Après le trop classique mais élégant Crime de L'Orient Express en 2017, puis un affreux Mort sur le Nil noyé par des fonds verts beaucoup trop visibles, Hercule Poirot revient pour une nouvelle adaptation de la reine du polar, Mystère à Venise.
Visiblement amoureux de l'œuvre d'Agatha Christie, Kenneth Branagh a choisi d'être à la fois devant et derrière la caméra pour moderniser les enquêtes du célèbre détective belge Hercule Poirot, le plus fin limier de son temps. En développant notamment le passif de son personnage tout en proposant des films aux allures de fresques, cette trilogie de «whodunit» mise avant tout sur une brochette de stars pour s'entretuer à chaque volet.
Librement adapté de la nouvelle Le crime d'Halloween d'Agatha Christie, le film nous immerge en 1947 dans un huit clos au sein d'un palais vénitien décrépit. Hercule Poirot tente de vivre une retraite paisible dans la Venise d'après-guerre malgré les nombreuses sollicitations qu'il reçoit. La veille de la Toussaint, il est convié par une amie autrice à une séance de spiritisme dans le palazzo d'une cantatrice qui souhaite entrer en contact avec sa fille récemment décédée.
Alors qu'il était censé assister à cette expérience paranormale afin d’en percer la supercherie, il s'avère qu'un meurtre va être commis. Comme à son habitude, notre détective moustachu va donc boucler la bâtisse afin de démasquer le meurtrier. Sauf que cette fois, il va devoir confronter son esprit cartésien au surnaturel, puisque l'endroit semble… hanté.
Si le précédent volet Mort sur le Nil laissait place à un film très coloré aux allures de bouillie numérique pour recréer une Egypte des années 1930, Mystère à Venise prend le parti d'offrir un véritable et très beau décor baroque, celui d'un palais au cœur de la Sérénissme. Cette fois, point de panorama au rendu artificiel comme dans ses deux précédentes adaptations, Kenneth Branagh filme Venise, la vraie, avec un très beau sens du macabre.
L'intrigue qui prend place le soir d'Halloween permet à Venise de se vêtir d'un drap bien particulier qui donne au métrage une allure de film d'épouvante. La cité des Doges y est sublimée avec ses lagunes brumeuses et son architecture gothique. Le palazzo en pleine décrépitude est un ancien orphelinat au lourd passé, avec son carrelage, ses hauts plafonds, qui durant cette nuit d'enquête sera balayé par un orage. Tout dans le film respire le cinéma fantastique dont la mise en scène emprunte parfois à des ténors du genre.
En effet, le réalisateur n'hésite pas à abuser d'effets tape à l'œil, en exagérant ses perspectives, inclinant sa caméra en oblique, en jouant de gros plans et contre-plongées spectaculaires. Une mise en scène qui peut paraître grotesques parfois, mais qui est justifiée par le genre auquel le film rend hommage: une histoire de fantôme, que la hantise soit imaginaire ou non.
-- -- --
• _L'EXERCICE_:
Recopiez, dans la critique de Mystère à Venise, le passage compris entre « Si le précédent » et « sens du macabre. », ces deux bouts inclus.

• _EXTRAIT DES DONNÉES_:
-- -- --
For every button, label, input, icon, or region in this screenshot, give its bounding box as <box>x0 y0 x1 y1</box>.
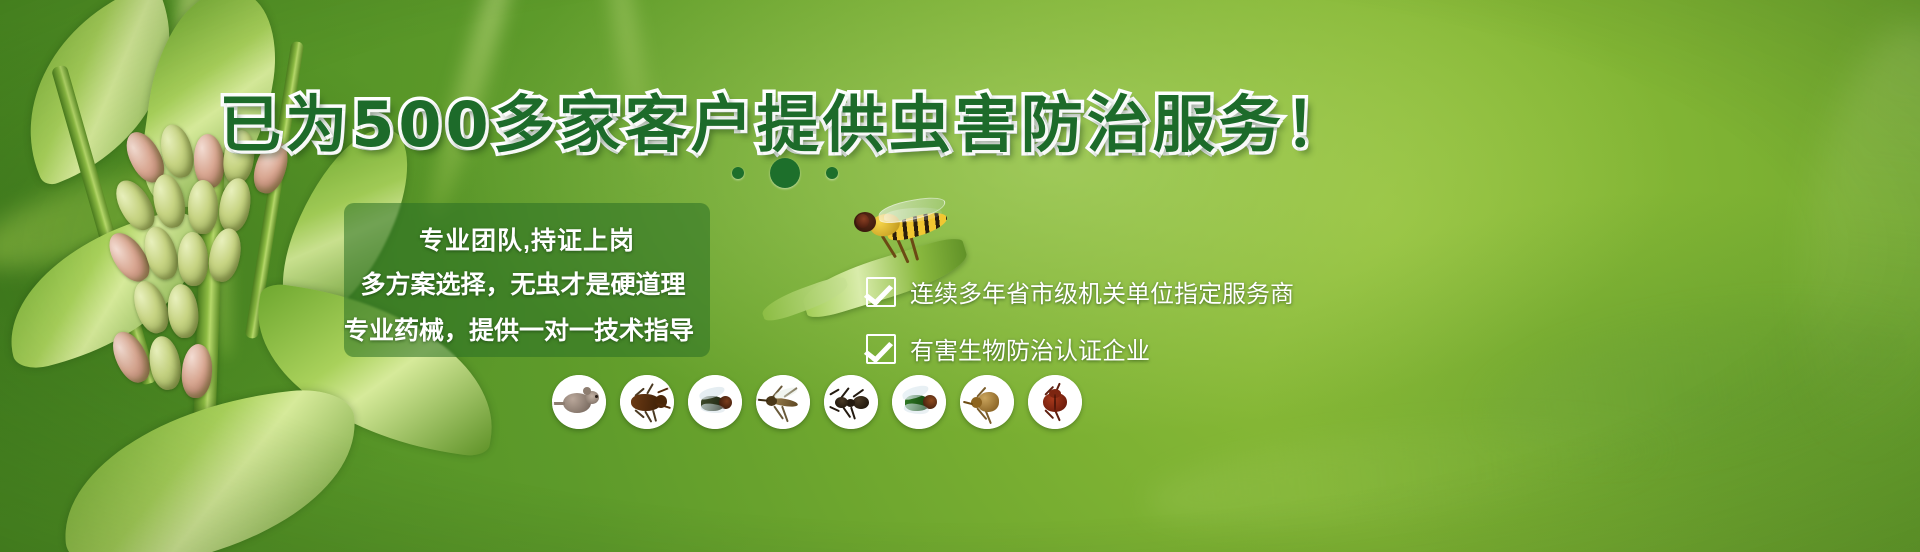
pest-control-banner: 已为500多家客户提供虫害防治服务！ 专业团队,持证上岗 多方案选择，无虫才是硬… <box>0 0 1920 552</box>
vignette-overlay <box>0 0 1920 552</box>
-- -- --
• _RÉSULTAT DE L'EXERCICE_:
Si le précédent volet Mort sur le Nil laissait place à un film très coloré aux allures de bouillie numérique pour recréer une Egypte des années 1930, Mystère à Venise prend le parti d'offrir un véritable et très beau décor baroque, celui d'un palais au cœur de la Sérénissme. Cette fois, point de panorama au rendu artificiel comme dans ses deux précédentes adaptations, Kenneth Branagh filme Venise, la vraie, avec un très beau sens du macabre.